§ **TASK TO COMPLETE**
Reproduce the lines of the material exactly, excluding every image.

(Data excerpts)
/---

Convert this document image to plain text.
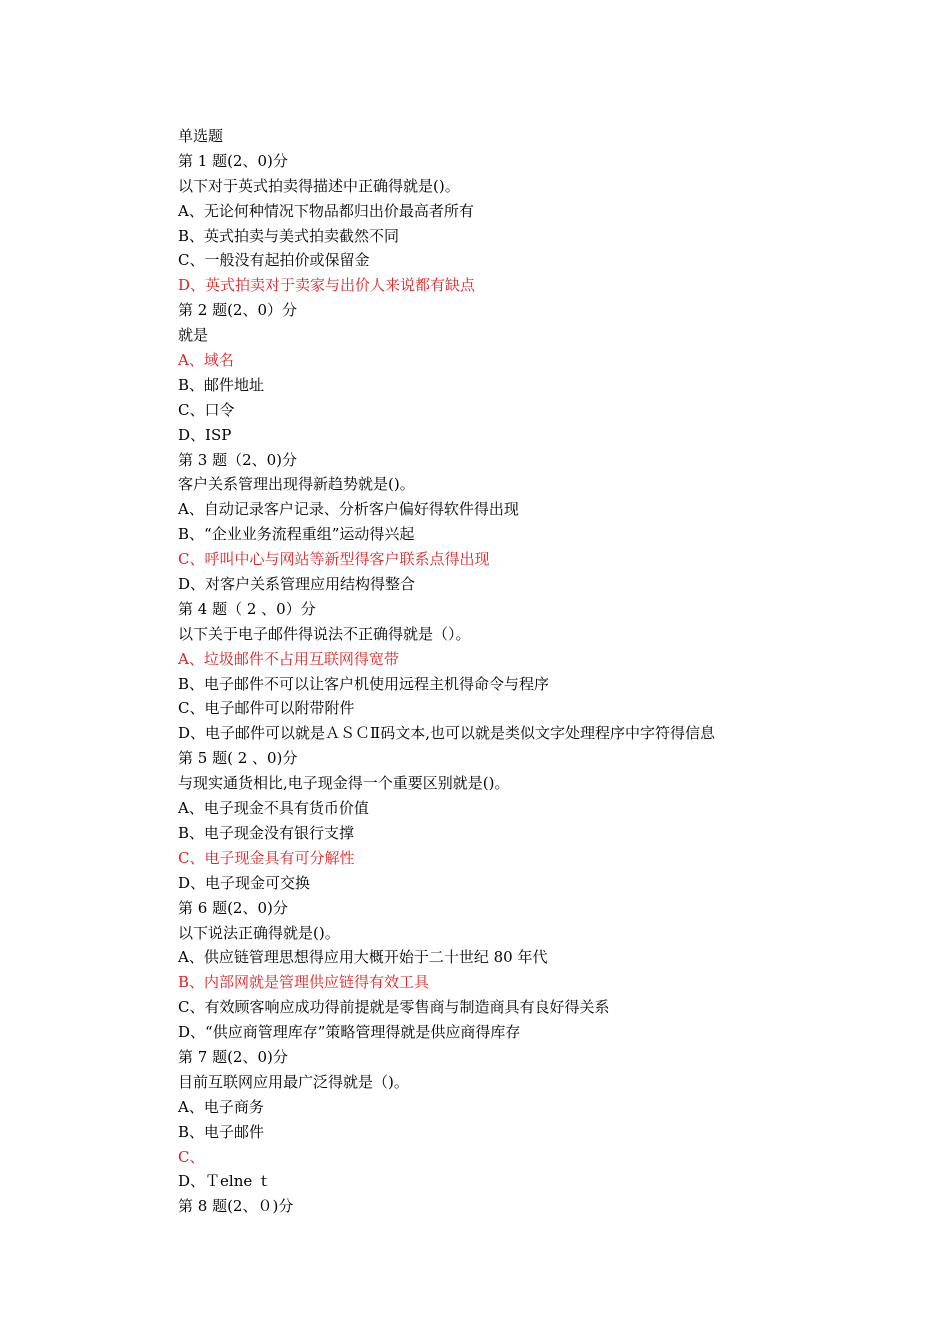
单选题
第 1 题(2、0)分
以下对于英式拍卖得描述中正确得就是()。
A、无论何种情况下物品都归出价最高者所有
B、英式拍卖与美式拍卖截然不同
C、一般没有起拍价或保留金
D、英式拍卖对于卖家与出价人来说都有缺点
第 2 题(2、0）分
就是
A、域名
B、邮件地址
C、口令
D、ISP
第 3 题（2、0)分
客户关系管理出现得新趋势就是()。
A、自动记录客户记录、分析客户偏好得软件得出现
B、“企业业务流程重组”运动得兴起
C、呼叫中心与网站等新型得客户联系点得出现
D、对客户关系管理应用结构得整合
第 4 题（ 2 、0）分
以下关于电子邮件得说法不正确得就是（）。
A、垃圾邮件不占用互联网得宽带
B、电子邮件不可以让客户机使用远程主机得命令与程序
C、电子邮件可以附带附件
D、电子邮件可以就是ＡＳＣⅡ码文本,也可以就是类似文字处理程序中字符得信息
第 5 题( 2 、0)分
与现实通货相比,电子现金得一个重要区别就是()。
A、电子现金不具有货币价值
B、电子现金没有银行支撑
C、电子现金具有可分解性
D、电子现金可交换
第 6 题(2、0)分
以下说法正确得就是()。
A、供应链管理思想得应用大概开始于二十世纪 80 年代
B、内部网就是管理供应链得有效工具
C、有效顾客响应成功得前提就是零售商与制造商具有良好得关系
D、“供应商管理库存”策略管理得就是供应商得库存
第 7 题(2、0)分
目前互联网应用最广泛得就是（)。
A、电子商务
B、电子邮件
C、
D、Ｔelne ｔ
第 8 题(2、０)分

\---

§ **REPLY**
Convert this document image to plain text.
单选题
第 1 题(2、0)分
以下对于英式拍卖得描述中正确得就是()。
A、无论何种情况下物品都归出价最高者所有
B、英式拍卖与美式拍卖截然不同
C、一般没有起拍价或保留金
D、英式拍卖对于卖家与出价人来说都有缺点
第 2 题(2、0）分
就是
A、域名
B、邮件地址
C、口令
D、ISP
第 3 题（2、0)分
客户关系管理出现得新趋势就是()。
A、自动记录客户记录、分析客户偏好得软件得出现
B、“企业业务流程重组”运动得兴起
C、呼叫中心与网站等新型得客户联系点得出现
D、对客户关系管理应用结构得整合
第 4 题（ 2 、0）分
以下关于电子邮件得说法不正确得就是（）。
A、垃圾邮件不占用互联网得宽带
B、电子邮件不可以让客户机使用远程主机得命令与程序
C、电子邮件可以附带附件
D、电子邮件可以就是ＡＳＣⅡ码文本,也可以就是类似文字处理程序中字符得信息
第 5 题( 2 、0)分
与现实通货相比,电子现金得一个重要区别就是()。
A、电子现金不具有货币价值
B、电子现金没有银行支撑
C、电子现金具有可分解性
D、电子现金可交换
第 6 题(2、0)分
以下说法正确得就是()。
A、供应链管理思想得应用大概开始于二十世纪 80 年代
B、内部网就是管理供应链得有效工具
C、有效顾客响应成功得前提就是零售商与制造商具有良好得关系
D、“供应商管理库存”策略管理得就是供应商得库存
第 7 题(2、0)分
目前互联网应用最广泛得就是（)。
A、电子商务
B、电子邮件
C、
D、Ｔelne ｔ
第 8 题(2、０)分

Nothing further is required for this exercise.